> _PASSAGE EXTRAIT_
+--

[CRITIQUE] : Lina de Lima

[CRITIQUE] : Lina de LimaRéalisatrice : Maria Paz González
Acteurs : Magaly Solier, Emilia Ossandón, Exequiel Alvear,...
Distributeur : -
Budget : -
Genre : Drame.
Nationalité : Chilien, Péruvien, Argentin.
Durée : 1h23min.

Synopsis :
Comme beaucoup d’émigrés péruviens au Chili, Lina soutient sa famille en travaillant loin de ses proches. Elle est notamment employée comme nounou pour une riche famille de Santiago. Avant son voyage de Noël, pour rejoindre à Lima son fils adolescent, elle se rend compte que celui-ci n’a plus besoin d’elle comme auparavant. Pour échapper à ses soucis quotidiens, elle rêve en chansons.


Critique :

Sondant le trauma invisible et inaudible des immigrés venus au Chili par nécessité, tout en pointant du doigt autant l'omniprésence que l'aspect frustrant de la technologie moderne, #LinadeLima est une chronique douce-amère portée par l’interprétation magistrale de Magaly Solier. pic.twitter.com/7RNN8r5t5h

— Fucking Cinephiles (@FuckCinephiles) May 18, 2021


Pour sa première réalisation d’un long métrage de fiction, la talentueuse María Paz González, qui avait jusque-là uniquement réalisé des documentaires, louche gentiment (mais de manière totalement assumée) sur le film The Hole de Tsai Ming-liang, pour mieux raconter avec Lina de Lima l’histoire vraie de Lina, dont elle s’est également inspirée.

+--

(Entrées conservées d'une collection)
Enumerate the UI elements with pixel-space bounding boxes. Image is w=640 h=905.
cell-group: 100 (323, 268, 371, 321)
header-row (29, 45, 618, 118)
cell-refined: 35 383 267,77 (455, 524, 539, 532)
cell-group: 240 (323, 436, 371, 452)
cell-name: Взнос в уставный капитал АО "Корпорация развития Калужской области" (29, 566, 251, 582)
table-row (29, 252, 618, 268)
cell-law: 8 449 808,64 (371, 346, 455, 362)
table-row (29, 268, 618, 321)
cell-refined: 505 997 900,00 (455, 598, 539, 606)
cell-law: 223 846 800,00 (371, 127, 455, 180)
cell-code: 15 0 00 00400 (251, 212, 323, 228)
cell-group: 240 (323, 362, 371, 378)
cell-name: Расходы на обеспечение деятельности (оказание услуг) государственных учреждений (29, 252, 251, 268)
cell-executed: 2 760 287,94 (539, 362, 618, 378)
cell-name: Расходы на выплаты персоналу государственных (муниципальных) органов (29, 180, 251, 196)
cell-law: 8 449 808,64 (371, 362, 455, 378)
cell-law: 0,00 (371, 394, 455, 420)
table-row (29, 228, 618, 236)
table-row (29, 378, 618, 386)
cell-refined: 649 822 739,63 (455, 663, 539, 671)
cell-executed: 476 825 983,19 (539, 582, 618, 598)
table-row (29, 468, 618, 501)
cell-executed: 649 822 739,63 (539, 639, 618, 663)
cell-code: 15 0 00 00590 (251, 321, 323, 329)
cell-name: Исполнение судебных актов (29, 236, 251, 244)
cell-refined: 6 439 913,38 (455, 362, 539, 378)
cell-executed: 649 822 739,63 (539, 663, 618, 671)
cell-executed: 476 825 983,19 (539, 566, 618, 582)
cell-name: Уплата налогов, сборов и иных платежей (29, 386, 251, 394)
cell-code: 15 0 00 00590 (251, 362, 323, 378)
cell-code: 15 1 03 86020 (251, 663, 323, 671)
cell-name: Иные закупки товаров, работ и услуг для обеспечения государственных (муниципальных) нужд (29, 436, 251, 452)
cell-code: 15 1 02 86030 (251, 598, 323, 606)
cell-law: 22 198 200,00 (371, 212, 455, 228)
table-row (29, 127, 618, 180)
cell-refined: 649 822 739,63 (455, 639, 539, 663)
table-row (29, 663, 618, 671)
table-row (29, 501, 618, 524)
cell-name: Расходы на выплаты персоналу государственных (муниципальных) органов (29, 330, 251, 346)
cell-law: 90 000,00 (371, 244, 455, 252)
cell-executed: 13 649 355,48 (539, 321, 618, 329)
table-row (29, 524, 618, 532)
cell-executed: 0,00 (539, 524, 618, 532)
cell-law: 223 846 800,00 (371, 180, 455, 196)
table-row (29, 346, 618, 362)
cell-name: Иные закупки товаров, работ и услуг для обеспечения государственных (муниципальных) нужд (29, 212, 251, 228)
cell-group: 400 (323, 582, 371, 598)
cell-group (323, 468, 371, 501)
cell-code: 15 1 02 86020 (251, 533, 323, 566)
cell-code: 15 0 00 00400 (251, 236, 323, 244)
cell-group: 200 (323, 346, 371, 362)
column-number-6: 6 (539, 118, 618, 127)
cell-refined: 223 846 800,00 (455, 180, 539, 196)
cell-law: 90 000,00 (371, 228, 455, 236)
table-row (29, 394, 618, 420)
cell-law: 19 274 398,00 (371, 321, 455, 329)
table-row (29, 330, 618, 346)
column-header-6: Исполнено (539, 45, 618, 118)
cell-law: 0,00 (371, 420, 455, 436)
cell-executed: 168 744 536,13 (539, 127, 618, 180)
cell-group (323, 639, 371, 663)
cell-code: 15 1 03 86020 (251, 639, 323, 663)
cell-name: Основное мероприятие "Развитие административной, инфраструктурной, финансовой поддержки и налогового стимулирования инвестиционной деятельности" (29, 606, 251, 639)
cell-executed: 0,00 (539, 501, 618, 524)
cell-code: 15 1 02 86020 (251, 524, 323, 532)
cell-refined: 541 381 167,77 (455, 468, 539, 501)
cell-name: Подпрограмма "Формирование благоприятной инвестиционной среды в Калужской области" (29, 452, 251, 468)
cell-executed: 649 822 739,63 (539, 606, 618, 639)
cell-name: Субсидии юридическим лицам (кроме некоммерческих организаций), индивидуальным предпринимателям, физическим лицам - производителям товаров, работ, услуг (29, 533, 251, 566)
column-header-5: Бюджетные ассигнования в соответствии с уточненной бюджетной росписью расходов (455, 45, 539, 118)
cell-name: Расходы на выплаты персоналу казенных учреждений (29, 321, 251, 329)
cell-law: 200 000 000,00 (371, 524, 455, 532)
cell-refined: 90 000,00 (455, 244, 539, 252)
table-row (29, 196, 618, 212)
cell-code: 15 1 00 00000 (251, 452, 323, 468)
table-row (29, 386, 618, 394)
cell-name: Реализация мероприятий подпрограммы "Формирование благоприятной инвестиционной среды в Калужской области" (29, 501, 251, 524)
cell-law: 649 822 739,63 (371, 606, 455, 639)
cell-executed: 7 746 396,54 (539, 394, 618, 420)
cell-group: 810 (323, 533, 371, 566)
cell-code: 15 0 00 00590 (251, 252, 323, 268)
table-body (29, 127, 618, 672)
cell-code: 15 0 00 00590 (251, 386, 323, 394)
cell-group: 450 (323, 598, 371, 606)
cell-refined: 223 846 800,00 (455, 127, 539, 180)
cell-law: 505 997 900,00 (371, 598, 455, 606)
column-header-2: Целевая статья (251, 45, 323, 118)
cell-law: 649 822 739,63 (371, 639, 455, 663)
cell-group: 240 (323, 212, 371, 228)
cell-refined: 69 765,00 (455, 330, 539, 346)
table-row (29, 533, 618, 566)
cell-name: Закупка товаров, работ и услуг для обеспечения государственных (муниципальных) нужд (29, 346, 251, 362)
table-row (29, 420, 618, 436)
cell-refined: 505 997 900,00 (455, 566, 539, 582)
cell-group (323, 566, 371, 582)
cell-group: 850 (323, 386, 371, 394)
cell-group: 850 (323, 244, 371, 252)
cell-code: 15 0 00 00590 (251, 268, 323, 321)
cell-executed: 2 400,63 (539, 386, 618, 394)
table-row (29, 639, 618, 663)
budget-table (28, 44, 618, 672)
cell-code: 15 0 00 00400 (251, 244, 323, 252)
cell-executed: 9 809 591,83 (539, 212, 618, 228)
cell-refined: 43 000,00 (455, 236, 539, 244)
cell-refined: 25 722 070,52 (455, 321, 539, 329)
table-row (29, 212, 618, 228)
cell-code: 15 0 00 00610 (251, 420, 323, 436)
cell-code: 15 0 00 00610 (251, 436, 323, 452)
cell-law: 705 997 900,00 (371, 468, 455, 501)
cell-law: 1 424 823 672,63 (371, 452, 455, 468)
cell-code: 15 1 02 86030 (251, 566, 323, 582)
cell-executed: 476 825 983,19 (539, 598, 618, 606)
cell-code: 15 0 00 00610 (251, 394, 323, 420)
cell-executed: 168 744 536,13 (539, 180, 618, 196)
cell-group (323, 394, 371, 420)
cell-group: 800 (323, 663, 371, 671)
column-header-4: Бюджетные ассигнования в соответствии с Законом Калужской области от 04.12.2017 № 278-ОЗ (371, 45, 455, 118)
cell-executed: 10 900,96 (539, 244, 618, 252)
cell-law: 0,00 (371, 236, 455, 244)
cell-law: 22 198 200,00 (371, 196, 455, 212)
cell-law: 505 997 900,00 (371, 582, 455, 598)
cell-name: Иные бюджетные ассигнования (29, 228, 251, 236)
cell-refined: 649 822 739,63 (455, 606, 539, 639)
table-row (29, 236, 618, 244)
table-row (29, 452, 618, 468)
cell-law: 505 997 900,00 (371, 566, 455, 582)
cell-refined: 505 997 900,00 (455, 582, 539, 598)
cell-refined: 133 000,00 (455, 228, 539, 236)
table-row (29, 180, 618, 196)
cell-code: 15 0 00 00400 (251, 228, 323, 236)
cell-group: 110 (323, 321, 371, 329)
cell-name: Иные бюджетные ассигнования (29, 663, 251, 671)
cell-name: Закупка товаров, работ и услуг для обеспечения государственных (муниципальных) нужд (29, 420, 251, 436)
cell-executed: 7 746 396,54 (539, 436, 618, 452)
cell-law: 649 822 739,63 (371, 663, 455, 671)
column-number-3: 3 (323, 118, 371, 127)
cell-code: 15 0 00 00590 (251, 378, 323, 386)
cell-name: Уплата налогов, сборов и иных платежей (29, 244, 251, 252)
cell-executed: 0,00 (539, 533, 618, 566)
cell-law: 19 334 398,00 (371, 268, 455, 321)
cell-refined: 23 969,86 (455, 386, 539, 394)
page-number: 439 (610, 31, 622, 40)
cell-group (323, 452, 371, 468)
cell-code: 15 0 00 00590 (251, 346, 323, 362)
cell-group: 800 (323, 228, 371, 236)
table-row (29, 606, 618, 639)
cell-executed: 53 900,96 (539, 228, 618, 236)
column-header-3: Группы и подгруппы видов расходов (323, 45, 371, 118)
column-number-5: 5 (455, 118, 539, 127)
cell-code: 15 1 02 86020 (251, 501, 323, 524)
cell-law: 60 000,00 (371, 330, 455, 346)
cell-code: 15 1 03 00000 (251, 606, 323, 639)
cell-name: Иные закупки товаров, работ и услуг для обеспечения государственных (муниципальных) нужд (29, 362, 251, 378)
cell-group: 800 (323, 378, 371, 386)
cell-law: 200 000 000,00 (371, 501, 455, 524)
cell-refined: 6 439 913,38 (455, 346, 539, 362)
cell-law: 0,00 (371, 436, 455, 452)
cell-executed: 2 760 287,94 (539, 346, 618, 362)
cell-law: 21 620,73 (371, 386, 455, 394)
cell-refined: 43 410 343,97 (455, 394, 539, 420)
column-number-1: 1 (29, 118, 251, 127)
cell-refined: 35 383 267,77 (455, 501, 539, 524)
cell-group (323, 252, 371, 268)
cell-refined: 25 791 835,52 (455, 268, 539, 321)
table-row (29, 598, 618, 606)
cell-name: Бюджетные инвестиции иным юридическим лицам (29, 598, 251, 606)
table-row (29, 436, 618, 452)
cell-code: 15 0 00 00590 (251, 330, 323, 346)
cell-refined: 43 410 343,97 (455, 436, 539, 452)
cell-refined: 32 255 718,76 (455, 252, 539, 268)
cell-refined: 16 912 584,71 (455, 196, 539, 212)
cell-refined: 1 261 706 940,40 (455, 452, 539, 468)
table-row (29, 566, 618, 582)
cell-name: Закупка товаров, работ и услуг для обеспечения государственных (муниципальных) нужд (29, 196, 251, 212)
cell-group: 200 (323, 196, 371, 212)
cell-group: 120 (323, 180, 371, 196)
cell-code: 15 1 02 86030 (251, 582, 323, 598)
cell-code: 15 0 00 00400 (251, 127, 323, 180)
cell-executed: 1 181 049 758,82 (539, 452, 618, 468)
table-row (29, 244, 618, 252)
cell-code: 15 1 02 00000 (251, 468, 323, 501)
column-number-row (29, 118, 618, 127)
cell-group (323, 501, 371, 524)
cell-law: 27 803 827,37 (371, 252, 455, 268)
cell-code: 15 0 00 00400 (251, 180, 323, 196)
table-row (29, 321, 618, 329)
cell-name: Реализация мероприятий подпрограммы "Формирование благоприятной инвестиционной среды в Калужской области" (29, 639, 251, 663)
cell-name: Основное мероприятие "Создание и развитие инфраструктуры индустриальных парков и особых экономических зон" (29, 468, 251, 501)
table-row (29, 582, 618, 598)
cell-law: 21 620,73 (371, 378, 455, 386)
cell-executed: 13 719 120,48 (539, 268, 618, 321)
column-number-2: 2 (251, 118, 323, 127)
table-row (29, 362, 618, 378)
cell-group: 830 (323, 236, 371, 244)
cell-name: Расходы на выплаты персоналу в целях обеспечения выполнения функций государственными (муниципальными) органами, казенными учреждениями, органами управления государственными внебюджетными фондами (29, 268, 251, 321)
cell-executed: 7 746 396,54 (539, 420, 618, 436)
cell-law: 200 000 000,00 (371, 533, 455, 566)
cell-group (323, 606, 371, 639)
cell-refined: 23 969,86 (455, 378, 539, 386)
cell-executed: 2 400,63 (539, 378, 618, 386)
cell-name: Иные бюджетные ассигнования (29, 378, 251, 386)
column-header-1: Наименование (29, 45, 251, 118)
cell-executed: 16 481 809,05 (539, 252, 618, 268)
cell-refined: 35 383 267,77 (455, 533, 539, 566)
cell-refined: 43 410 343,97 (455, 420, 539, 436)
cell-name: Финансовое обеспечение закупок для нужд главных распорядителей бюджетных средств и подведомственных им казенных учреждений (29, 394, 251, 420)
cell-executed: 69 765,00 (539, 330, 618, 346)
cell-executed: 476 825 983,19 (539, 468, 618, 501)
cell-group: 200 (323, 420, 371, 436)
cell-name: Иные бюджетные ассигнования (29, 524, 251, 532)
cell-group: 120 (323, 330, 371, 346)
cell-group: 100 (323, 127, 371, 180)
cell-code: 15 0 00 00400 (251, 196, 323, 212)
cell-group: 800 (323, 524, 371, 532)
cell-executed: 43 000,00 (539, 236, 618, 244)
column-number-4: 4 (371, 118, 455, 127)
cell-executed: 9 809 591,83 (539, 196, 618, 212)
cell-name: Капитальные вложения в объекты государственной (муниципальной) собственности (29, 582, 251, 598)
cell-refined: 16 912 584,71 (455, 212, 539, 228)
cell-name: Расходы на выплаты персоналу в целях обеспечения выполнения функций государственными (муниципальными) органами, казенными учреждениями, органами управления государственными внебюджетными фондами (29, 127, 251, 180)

+--

> _CONSIGNE DE TRAVAIL_
Recopiez intégralement la critique de Lina de Lima, sans rien y changer. Seule la critique sert de source, sans recours aux entrées.

> _RÉSULTAT DE L'EXERCICE_
[CRITIQUE] : Lina de Lima

[CRITIQUE] : Lina de LimaRéalisatrice : Maria Paz González
Acteurs : Magaly Solier, Emilia Ossandón, Exequiel Alvear,...
Distributeur : -
Budget : -
Genre : Drame.
Nationalité : Chilien, Péruvien, Argentin.
Durée : 1h23min.

Synopsis :
Comme beaucoup d’émigrés péruviens au Chili, Lina soutient sa famille en travaillant loin de ses proches. Elle est notamment employée comme nounou pour une riche famille de Santiago. Avant son voyage de Noël, pour rejoindre à Lima son fils adolescent, elle se rend compte que celui-ci n’a plus besoin d’elle comme auparavant. Pour échapper à ses soucis quotidiens, elle rêve en chansons.


Critique :

Sondant le trauma invisible et inaudible des immigrés venus au Chili par nécessité, tout en pointant du doigt autant l'omniprésence que l'aspect frustrant de la technologie moderne, #LinadeLima est une chronique douce-amère portée par l’interprétation magistrale de Magaly Solier. pic.twitter.com/7RNN8r5t5h

— Fucking Cinephiles (@FuckCinephiles) May 18, 2021


Pour sa première réalisation d’un long métrage de fiction, la talentueuse María Paz González, qui avait jusque-là uniquement réalisé des documentaires, louche gentiment (mais de manière totalement assumée) sur le film The Hole de Tsai Ming-liang, pour mieux raconter avec Lina de Lima l’histoire vraie de Lina, dont elle s’est également inspirée.